Provided information =
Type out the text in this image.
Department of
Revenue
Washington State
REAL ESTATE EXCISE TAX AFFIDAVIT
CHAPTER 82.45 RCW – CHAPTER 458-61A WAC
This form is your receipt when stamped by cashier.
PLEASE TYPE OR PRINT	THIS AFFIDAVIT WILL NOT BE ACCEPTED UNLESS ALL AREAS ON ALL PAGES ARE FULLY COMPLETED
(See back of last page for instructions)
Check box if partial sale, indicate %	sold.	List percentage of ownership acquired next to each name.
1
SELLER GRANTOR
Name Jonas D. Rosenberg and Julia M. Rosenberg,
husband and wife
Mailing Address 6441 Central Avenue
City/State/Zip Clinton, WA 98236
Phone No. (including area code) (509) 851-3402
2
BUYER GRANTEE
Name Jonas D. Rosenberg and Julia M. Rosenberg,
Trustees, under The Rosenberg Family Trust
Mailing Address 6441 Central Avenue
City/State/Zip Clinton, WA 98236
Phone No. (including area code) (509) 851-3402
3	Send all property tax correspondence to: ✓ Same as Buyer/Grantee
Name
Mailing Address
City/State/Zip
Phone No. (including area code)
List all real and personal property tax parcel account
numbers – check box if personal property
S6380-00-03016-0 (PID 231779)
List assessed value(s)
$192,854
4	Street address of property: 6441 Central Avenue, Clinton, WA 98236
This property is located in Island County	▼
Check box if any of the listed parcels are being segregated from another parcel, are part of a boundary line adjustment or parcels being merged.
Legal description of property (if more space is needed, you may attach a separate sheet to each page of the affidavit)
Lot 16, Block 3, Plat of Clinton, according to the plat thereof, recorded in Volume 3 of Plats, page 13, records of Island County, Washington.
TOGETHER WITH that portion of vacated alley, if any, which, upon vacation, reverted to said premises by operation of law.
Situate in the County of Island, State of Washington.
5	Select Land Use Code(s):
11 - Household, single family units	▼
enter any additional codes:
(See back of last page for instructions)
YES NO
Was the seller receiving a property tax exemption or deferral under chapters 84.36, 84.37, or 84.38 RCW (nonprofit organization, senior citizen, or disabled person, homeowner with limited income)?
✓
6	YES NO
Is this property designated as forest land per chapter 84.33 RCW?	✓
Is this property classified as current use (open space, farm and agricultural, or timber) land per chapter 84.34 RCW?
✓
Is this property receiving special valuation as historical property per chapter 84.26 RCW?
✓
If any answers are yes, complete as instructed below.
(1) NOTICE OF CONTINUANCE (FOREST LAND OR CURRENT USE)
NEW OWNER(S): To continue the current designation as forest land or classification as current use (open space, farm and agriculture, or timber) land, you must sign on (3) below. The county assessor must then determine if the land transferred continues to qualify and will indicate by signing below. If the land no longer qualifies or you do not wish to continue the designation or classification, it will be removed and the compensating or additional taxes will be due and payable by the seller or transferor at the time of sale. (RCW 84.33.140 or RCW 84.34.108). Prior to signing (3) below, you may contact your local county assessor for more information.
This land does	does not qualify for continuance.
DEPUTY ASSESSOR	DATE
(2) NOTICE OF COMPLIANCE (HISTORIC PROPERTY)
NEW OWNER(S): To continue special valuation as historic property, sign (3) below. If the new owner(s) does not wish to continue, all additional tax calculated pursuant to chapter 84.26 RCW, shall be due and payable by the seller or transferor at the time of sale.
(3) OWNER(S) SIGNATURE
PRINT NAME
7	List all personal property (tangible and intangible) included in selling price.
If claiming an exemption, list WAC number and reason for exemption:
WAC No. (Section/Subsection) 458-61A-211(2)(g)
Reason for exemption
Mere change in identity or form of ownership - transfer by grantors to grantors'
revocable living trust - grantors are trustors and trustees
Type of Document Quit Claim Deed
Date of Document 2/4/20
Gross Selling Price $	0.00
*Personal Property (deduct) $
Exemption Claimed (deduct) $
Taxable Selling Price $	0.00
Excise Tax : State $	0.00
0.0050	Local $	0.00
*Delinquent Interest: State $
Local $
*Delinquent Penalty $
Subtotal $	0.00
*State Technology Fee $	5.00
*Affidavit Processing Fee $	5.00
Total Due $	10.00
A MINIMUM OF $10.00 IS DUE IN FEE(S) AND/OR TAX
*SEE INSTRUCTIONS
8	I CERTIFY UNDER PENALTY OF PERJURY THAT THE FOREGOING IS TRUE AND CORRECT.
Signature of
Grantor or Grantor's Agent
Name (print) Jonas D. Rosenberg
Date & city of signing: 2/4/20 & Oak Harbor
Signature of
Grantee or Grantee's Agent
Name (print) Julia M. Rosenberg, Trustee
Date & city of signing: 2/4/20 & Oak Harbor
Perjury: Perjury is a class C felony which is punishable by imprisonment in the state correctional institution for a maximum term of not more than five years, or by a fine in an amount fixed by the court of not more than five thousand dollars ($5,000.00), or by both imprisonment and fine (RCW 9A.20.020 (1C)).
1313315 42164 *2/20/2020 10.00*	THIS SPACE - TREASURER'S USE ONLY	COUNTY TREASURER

Your task = Output the entries exactly.

Answer to the exercise =
Type out the text in this image.
Department of
Revenue
Washington State
REAL ESTATE EXCISE TAX AFFIDAVIT
CHAPTER 82.45 RCW – CHAPTER 458-61A WAC
This form is your receipt when stamped by cashier.
PLEASE TYPE OR PRINT	THIS AFFIDAVIT WILL NOT BE ACCEPTED UNLESS ALL AREAS ON ALL PAGES ARE FULLY COMPLETED
(See back of last page for instructions)
Check box if partial sale, indicate %	sold.	List percentage of ownership acquired next to each name.
1
SELLER GRANTOR
Name Jonas D. Rosenberg and Julia M. Rosenberg,
husband and wife
Mailing Address 6441 Central Avenue
City/State/Zip Clinton, WA 98236
Phone No. (including area code) (509) 851-3402
2
BUYER GRANTEE
Name Jonas D. Rosenberg and Julia M. Rosenberg,
Trustees, under The Rosenberg Family Trust
Mailing Address 6441 Central Avenue
City/State/Zip Clinton, WA 98236
Phone No. (including area code) (509) 851-3402
3	Send all property tax correspondence to: ✓ Same as Buyer/Grantee
Name
Mailing Address
City/State/Zip
Phone No. (including area code)
List all real and personal property tax parcel account
numbers – check box if personal property
S6380-00-03016-0 (PID 231779)
List assessed value(s)
$192,854
4	Street address of property: 6441 Central Avenue, Clinton, WA 98236
This property is located in Island County	▼
Check box if any of the listed parcels are being segregated from another parcel, are part of a boundary line adjustment or parcels being merged.
Legal description of property (if more space is needed, you may attach a separate sheet to each page of the affidavit)
Lot 16, Block 3, Plat of Clinton, according to the plat thereof, recorded in Volume 3 of Plats, page 13, records of Island County, Washington.
TOGETHER WITH that portion of vacated alley, if any, which, upon vacation, reverted to said premises by operation of law.
Situate in the County of Island, State of Washington.
5	Select Land Use Code(s):
11 - Household, single family units	▼
enter any additional codes:
(See back of last page for instructions)
YES NO
Was the seller receiving a property tax exemption or deferral under chapters 84.36, 84.37, or 84.38 RCW (nonprofit organization, senior citizen, or disabled person, homeowner with limited income)?
✓
6	YES NO
Is this property designated as forest land per chapter 84.33 RCW?	✓
Is this property classified as current use (open space, farm and agricultural, or timber) land per chapter 84.34 RCW?
✓
Is this property receiving special valuation as historical property per chapter 84.26 RCW?
✓
If any answers are yes, complete as instructed below.
(1) NOTICE OF CONTINUANCE (FOREST LAND OR CURRENT USE)
NEW OWNER(S): To continue the current designation as forest land or classification as current use (open space, farm and agriculture, or timber) land, you must sign on (3) below. The county assessor must then determine if the land transferred continues to qualify and will indicate by signing below. If the land no longer qualifies or you do not wish to continue the designation or classification, it will be removed and the compensating or additional taxes will be due and payable by the seller or transferor at the time of sale. (RCW 84.33.140 or RCW 84.34.108). Prior to signing (3) below, you may contact your local county assessor for more information.
This land does	does not qualify for continuance.
DEPUTY ASSESSOR	DATE
(2) NOTICE OF COMPLIANCE (HISTORIC PROPERTY)
NEW OWNER(S): To continue special valuation as historic property, sign (3) below. If the new owner(s) does not wish to continue, all additional tax calculated pursuant to chapter 84.26 RCW, shall be due and payable by the seller or transferor at the time of sale.
(3) OWNER(S) SIGNATURE
PRINT NAME
7	List all personal property (tangible and intangible) included in selling price.
If claiming an exemption, list WAC number and reason for exemption:
WAC No. (Section/Subsection) 458-61A-211(2)(g)
Reason for exemption
Mere change in identity or form of ownership - transfer by grantors to grantors'
revocable living trust - grantors are trustors and trustees
Type of Document Quit Claim Deed
Date of Document 2/4/20
Gross Selling Price $	0.00
*Personal Property (deduct) $
Exemption Claimed (deduct) $
Taxable Selling Price $	0.00
Excise Tax : State $	0.00
0.0050	Local $	0.00
*Delinquent Interest: State $
Local $
*Delinquent Penalty $
Subtotal $	0.00
*State Technology Fee $	5.00
*Affidavit Processing Fee $	5.00
Total Due $	10.00
A MINIMUM OF $10.00 IS DUE IN FEE(S) AND/OR TAX
*SEE INSTRUCTIONS
8	I CERTIFY UNDER PENALTY OF PERJURY THAT THE FOREGOING IS TRUE AND CORRECT.
Signature of
Grantor or Grantor's Agent
Name (print) Jonas D. Rosenberg
Date & city of signing: 2/4/20 & Oak Harbor
Signature of
Grantee or Grantee's Agent
Name (print) Julia M. Rosenberg, Trustee
Date & city of signing: 2/4/20 & Oak Harbor
Perjury: Perjury is a class C felony which is punishable by imprisonment in the state correctional institution for a maximum term of not more than five years, or by a fine in an amount fixed by the court of not more than five thousand dollars ($5,000.00), or by both imprisonment and fine (RCW 9A.20.020 (1C)).
1313315 42164 *2/20/2020 10.00*	THIS SPACE - TREASURER'S USE ONLY	COUNTY TREASURER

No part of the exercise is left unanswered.